Textauszug:
****
Wie du deinen Hund richtig müde bekommst – ohne stundenlanges Gassigehen
Manchmal reicht ein langer Spaziergang nicht aus, um einen Hund wirklich müde zu bekommen. Besonders aktive Hunde brauchen nicht nur körperliche, sondern auch geistige Betätigung. Ohne beides kann Unruhe, Nervosität oder sogar störendes Verhalten die Folge sein.
Apportieren ist mehr als nur ein Spiel – es ist Training.Ein einfaches Apportierspiel im Garten oder im Park kann Wunder wirken. Es fordert nicht nur die Muskeln, sondern auch die Konzentration deines Hundes. Wichtig ist: Abwechslung. Wirf nicht immer gleich weit oder in dieselbe Richtung. So bleibt der Hund geistig aktiv – und wird schneller müde als bei einer reinen Dauerläuferei.
****
Rohdaten:
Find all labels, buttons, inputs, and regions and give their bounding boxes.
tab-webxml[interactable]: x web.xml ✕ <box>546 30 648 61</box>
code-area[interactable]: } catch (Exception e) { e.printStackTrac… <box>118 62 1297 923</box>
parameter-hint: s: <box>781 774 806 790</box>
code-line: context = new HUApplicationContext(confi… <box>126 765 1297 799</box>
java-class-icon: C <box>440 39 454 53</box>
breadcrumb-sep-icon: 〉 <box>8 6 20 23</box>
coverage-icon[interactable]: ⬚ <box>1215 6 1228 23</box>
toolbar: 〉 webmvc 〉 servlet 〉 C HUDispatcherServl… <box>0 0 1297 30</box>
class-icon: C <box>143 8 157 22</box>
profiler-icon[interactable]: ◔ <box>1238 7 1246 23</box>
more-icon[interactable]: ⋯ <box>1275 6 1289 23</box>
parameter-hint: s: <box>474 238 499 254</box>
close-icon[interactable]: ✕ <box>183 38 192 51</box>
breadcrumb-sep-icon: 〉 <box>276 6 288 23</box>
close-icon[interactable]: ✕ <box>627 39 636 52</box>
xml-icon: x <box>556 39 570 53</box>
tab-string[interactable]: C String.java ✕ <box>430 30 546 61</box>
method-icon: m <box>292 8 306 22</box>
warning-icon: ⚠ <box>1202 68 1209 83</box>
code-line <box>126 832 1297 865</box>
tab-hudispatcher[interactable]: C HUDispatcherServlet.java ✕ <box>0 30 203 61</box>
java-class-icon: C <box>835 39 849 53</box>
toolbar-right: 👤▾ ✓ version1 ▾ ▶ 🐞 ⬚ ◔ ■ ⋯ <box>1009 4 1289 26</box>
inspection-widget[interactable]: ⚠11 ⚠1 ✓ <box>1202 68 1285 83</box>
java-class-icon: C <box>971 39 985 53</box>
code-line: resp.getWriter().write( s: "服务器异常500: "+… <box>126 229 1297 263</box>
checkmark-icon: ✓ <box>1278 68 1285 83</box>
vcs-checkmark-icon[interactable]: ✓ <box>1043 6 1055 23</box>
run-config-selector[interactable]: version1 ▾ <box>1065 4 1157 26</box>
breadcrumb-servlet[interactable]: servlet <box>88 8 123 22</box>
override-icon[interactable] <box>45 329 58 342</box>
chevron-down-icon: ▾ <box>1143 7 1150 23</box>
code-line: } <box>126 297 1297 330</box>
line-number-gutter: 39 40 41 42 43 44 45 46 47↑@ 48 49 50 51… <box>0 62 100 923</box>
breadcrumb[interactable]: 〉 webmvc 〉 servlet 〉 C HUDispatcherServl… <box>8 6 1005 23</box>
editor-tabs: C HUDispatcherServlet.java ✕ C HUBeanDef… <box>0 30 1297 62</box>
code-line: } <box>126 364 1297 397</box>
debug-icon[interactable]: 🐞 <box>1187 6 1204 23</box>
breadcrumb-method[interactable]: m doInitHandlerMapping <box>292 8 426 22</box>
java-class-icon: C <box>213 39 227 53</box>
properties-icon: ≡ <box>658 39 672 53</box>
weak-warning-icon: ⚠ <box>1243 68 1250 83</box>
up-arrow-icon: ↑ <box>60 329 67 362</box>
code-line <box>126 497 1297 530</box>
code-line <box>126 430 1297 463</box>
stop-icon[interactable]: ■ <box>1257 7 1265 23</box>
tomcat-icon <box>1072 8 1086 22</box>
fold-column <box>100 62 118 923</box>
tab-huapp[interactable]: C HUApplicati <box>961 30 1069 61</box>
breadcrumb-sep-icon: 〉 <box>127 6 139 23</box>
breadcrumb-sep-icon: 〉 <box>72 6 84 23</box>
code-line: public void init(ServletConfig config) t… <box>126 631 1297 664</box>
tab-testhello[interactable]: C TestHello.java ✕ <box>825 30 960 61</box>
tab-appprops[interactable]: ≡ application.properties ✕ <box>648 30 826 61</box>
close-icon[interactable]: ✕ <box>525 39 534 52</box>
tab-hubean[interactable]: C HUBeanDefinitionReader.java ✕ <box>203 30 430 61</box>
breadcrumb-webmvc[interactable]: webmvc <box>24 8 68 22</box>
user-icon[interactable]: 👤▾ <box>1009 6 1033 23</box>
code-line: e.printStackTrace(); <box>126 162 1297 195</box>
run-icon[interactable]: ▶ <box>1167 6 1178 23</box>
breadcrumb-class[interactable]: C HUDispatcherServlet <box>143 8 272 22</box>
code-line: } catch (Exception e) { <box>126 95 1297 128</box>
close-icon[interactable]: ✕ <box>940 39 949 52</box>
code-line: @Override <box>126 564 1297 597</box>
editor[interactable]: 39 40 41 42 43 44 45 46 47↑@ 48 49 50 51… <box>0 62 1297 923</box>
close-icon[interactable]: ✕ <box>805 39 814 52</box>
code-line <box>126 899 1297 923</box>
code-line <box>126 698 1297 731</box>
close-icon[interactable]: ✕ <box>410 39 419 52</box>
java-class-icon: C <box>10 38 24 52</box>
****
Arbeitsauftrag 1: Was brauchen besonders aktive Hunde laut dem Textauszug außer körperlicher Betätigung?
Arbeitsauftrag 2: Welche möglichen Folgen fehlender körperlicher und geistiger Betätigung nennt der Textauszug? Führe alle auf.

Ergebnis 1: Geistige Betätigung.

Ergebnis 2: Unruhe, Nervosität und störendes Verhalten.